# start of Dataset excerpts

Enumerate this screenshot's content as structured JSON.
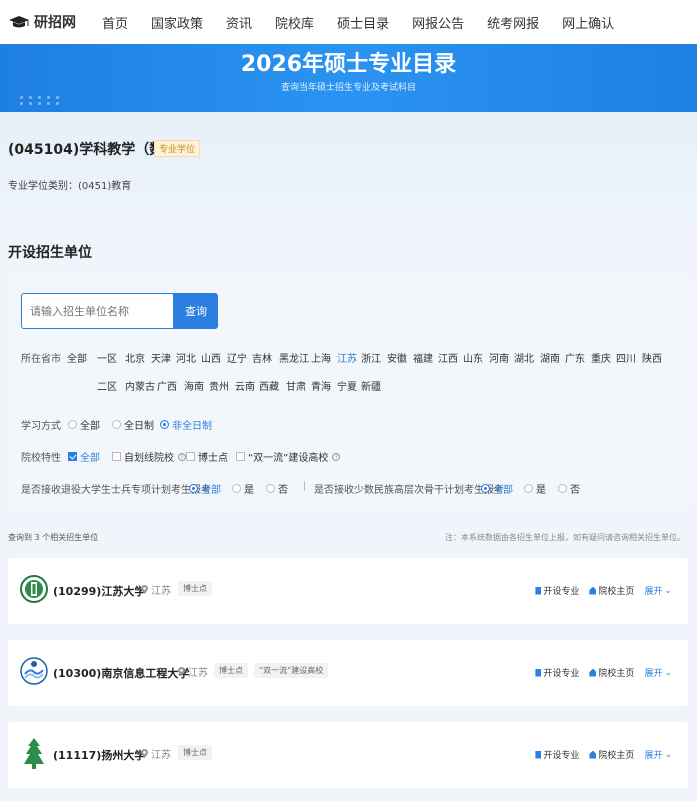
{
  "nav": {
    "logo_text": "研招网",
    "items": [
      "首页",
      "国家政策",
      "资讯",
      "院校库",
      "硕士目录",
      "网报公告",
      "统考网报",
      "网上确认"
    ]
  },
  "banner": {
    "title": "2026年硕士专业目录",
    "subtitle": "查询当年硕士招生专业及考试科目"
  },
  "major": {
    "title": "(045104)学科教学（数学）",
    "tag": "专业学位",
    "category": "专业学位类别：(0451)教育"
  },
  "section_title": "开设招生单位",
  "search": {
    "placeholder": "请输入招生单位名称",
    "button": "查询"
  },
  "filters": {
    "province_label": "所在省市",
    "province_row1": [
      "全部",
      "一区",
      "北京",
      "天津",
      "河北",
      "山西",
      "辽宁",
      "吉林",
      "黑龙江",
      "上海",
      "江苏",
      "浙江",
      "安徽",
      "福建",
      "江西",
      "山东",
      "河南",
      "湖北",
      "湖南",
      "广东",
      "重庆",
      "四川",
      "陕西"
    ],
    "province_row2": [
      "二区",
      "内蒙古",
      "广西",
      "海南",
      "贵州",
      "云南",
      "西藏",
      "甘肃",
      "青海",
      "宁夏",
      "新疆"
    ],
    "province_selected": "江苏",
    "study_label": "学习方式",
    "study_options": [
      "全部",
      "全日制",
      "非全日制"
    ],
    "study_selected": "非全日制",
    "feature_label": "院校特性",
    "feature_options": [
      "全部",
      "自划线院校",
      "博士点",
      "“双一流”建设高校"
    ],
    "soldier_label": "是否接收退役大学生士兵专项计划考生报考",
    "soldier_options": [
      "全部",
      "是",
      "否"
    ],
    "minority_label": "是否接收少数民族高层次骨干计划考生报考",
    "minority_options": [
      "全部",
      "是",
      "否"
    ]
  },
  "results": {
    "count_text": "查询到 3 个相关招生单位",
    "note": "注：本系统数据由各招生单位上报，如有疑问请咨询相关招生单位。"
  },
  "actions": {
    "majors": "开设专业",
    "homepage": "院校主页",
    "expand": "展开"
  },
  "universities": [
    {
      "name": "(10299)江苏大学",
      "location": "江苏",
      "tags": [
        "博士点"
      ]
    },
    {
      "name": "(10300)南京信息工程大学",
      "location": "江苏",
      "tags": [
        "博士点",
        "“双一流”建设高校"
      ]
    },
    {
      "name": "(11117)扬州大学",
      "location": "江苏",
      "tags": [
        "博士点"
      ]
    }
  ],
  "colors": {
    "primary": "#2b7fe0",
    "banner": "#2a93f2",
    "tag_gold": "#c98b1f"
  }
}
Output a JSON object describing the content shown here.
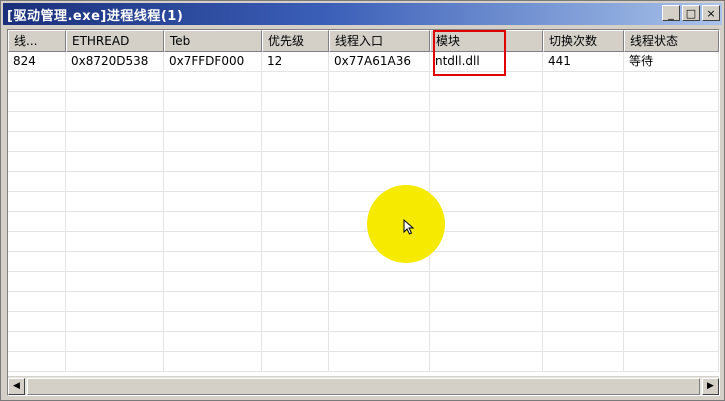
{
  "window": {
    "title": "[驱动管理.exe]进程线程(1)",
    "buttons": {
      "minimize": "_",
      "maximize": "□",
      "close": "×"
    }
  },
  "table": {
    "columns": [
      "线...",
      "ETHREAD",
      "Teb",
      "优先级",
      "线程入口",
      "模块",
      "切换次数",
      "线程状态"
    ],
    "rows": [
      [
        "824",
        "0x8720D538",
        "0x7FFDF000",
        "12",
        "0x77A61A36",
        "ntdll.dll",
        "441",
        "等待"
      ]
    ],
    "empty_row_count": 15
  },
  "highlight": {
    "column": "模块",
    "color": "#e00000"
  },
  "scrollbar": {
    "left_arrow": "◀",
    "right_arrow": "▶"
  },
  "colors": {
    "titlebar_start": "#1a2f7a",
    "titlebar_end": "#a9c3ea",
    "cursor_halo": "#f5ea00",
    "highlight_box": "#e00000"
  }
}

# end of Dataset excerpts

(Exercise brief) Print out the whole of the material word for word, without pictures.

(Solution for this task)
Enumerate this screenshot's content as structured JSON.
{
  "nav": {
    "logo_text": "研招网",
    "items": [
      "首页",
      "国家政策",
      "资讯",
      "院校库",
      "硕士目录",
      "网报公告",
      "统考网报",
      "网上确认"
    ]
  },
  "banner": {
    "title": "2026年硕士专业目录",
    "subtitle": "查询当年硕士招生专业及考试科目"
  },
  "major": {
    "title": "(045104)学科教学（数学）",
    "tag": "专业学位",
    "category": "专业学位类别：(0451)教育"
  },
  "section_title": "开设招生单位",
  "search": {
    "placeholder": "请输入招生单位名称",
    "button": "查询"
  },
  "filters": {
    "province_label": "所在省市",
    "province_row1": [
      "全部",
      "一区",
      "北京",
      "天津",
      "河北",
      "山西",
      "辽宁",
      "吉林",
      "黑龙江",
      "上海",
      "江苏",
      "浙江",
      "安徽",
      "福建",
      "江西",
      "山东",
      "河南",
      "湖北",
      "湖南",
      "广东",
      "重庆",
      "四川",
      "陕西"
    ],
    "province_row2": [
      "二区",
      "内蒙古",
      "广西",
      "海南",
      "贵州",
      "云南",
      "西藏",
      "甘肃",
      "青海",
      "宁夏",
      "新疆"
    ],
    "province_selected": "江苏",
    "study_label": "学习方式",
    "study_options": [
      "全部",
      "全日制",
      "非全日制"
    ],
    "study_selected": "非全日制",
    "feature_label": "院校特性",
    "feature_options": [
      "全部",
      "自划线院校",
      "博士点",
      "“双一流”建设高校"
    ],
    "soldier_label": "是否接收退役大学生士兵专项计划考生报考",
    "soldier_options": [
      "全部",
      "是",
      "否"
    ],
    "minority_label": "是否接收少数民族高层次骨干计划考生报考",
    "minority_options": [
      "全部",
      "是",
      "否"
    ]
  },
  "results": {
    "count_text": "查询到 3 个相关招生单位",
    "note": "注：本系统数据由各招生单位上报，如有疑问请咨询相关招生单位。"
  },
  "actions": {
    "majors": "开设专业",
    "homepage": "院校主页",
    "expand": "展开"
  },
  "universities": [
    {
      "name": "(10299)江苏大学",
      "location": "江苏",
      "tags": [
        "博士点"
      ]
    },
    {
      "name": "(10300)南京信息工程大学",
      "location": "江苏",
      "tags": [
        "博士点",
        "“双一流”建设高校"
      ]
    },
    {
      "name": "(11117)扬州大学",
      "location": "江苏",
      "tags": [
        "博士点"
      ]
    }
  ],
  "colors": {
    "primary": "#2b7fe0",
    "banner": "#2a93f2",
    "tag_gold": "#c98b1f"
  }
}
Output a JSON object describing the content shown here.
{
  "window": {
    "title": "[驱动管理.exe]进程线程(1)",
    "buttons": {
      "minimize": "_",
      "maximize": "□",
      "close": "×"
    }
  },
  "table": {
    "columns": [
      "线...",
      "ETHREAD",
      "Teb",
      "优先级",
      "线程入口",
      "模块",
      "切换次数",
      "线程状态"
    ],
    "rows": [
      [
        "824",
        "0x8720D538",
        "0x7FFDF000",
        "12",
        "0x77A61A36",
        "ntdll.dll",
        "441",
        "等待"
      ]
    ],
    "empty_row_count": 15
  },
  "highlight": {
    "column": "模块",
    "color": "#e00000"
  },
  "scrollbar": {
    "left_arrow": "◀",
    "right_arrow": "▶"
  },
  "colors": {
    "titlebar_start": "#1a2f7a",
    "titlebar_end": "#a9c3ea",
    "cursor_halo": "#f5ea00",
    "highlight_box": "#e00000"
  }
}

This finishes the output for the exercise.